## DATA
= Beginning of Section =

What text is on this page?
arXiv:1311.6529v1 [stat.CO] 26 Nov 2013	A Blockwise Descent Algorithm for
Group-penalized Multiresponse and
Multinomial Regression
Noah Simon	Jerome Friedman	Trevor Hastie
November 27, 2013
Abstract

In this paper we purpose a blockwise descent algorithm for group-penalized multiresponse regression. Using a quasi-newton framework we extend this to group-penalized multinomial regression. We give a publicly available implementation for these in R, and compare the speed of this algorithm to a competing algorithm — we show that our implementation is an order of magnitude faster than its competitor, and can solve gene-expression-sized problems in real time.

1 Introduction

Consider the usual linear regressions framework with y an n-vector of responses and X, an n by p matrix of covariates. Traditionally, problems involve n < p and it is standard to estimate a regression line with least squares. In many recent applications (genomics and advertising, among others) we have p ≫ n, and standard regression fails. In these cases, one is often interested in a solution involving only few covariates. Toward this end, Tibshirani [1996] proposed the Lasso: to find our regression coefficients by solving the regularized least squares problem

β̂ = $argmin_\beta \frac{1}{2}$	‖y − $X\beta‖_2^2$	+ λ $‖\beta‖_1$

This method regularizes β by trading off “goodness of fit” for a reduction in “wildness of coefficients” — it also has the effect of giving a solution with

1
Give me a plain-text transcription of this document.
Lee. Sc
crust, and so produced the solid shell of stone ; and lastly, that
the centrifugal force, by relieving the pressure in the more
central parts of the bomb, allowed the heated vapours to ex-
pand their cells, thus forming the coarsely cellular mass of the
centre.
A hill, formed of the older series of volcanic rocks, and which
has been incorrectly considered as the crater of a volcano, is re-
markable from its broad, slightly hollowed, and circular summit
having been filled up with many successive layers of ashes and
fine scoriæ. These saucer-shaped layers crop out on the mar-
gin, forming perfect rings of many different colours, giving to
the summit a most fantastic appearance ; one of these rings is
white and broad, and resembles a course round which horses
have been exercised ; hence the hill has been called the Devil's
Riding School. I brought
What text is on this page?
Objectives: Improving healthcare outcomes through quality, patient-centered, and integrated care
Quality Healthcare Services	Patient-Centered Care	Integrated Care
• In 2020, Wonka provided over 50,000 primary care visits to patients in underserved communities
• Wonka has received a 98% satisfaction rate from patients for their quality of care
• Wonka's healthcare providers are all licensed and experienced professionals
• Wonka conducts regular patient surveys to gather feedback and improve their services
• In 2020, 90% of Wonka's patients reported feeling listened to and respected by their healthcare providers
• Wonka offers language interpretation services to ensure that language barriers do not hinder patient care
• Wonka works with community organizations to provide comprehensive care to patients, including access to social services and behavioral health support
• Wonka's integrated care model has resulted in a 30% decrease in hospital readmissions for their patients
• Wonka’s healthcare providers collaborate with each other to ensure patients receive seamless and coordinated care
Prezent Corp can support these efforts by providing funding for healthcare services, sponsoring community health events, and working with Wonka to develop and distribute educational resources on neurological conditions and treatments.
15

= End of Section =

## EXERCISE DESCRIPTION
Going through the records above, count the lines that hold "layers" and answer with the count alone.

## RESULT
2